Here are some records; copy every line that holds the word "name".

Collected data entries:
● ● ● ● ●

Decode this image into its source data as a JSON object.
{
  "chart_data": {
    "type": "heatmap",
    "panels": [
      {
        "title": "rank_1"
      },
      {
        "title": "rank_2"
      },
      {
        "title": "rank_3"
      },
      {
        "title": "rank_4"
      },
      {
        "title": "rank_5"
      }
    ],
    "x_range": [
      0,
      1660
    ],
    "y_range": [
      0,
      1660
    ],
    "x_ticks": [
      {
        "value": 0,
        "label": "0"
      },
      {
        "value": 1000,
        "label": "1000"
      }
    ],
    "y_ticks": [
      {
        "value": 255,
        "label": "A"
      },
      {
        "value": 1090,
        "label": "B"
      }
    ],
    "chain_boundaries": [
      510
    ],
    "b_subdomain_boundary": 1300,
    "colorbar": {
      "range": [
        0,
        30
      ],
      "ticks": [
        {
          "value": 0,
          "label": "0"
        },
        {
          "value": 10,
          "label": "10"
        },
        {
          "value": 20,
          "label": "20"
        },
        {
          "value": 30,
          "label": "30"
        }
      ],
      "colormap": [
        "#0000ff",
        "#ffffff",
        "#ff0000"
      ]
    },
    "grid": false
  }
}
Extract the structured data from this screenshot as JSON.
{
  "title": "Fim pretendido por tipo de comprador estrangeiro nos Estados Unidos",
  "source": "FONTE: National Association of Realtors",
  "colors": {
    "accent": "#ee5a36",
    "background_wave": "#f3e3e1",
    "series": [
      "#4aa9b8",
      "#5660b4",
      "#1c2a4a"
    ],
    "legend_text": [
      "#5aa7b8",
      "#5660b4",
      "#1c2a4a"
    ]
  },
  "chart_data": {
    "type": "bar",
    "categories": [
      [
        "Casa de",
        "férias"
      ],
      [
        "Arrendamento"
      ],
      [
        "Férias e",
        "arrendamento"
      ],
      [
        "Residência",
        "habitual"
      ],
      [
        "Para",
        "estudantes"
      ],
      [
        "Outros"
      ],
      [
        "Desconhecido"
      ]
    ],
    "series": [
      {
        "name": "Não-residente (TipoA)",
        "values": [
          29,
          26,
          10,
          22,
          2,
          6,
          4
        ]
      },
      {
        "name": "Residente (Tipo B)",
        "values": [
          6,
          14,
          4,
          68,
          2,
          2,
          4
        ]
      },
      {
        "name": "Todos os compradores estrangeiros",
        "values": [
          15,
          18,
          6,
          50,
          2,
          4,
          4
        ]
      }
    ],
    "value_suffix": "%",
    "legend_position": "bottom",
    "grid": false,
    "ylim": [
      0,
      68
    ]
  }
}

● ● ● ● ●

_ANSWER TO THIS TASK_:
        "name": "Não-residente (TipoA)",
        "name": "Residente (Tipo B)",
        "name": "Todos os compradores estrangeiros",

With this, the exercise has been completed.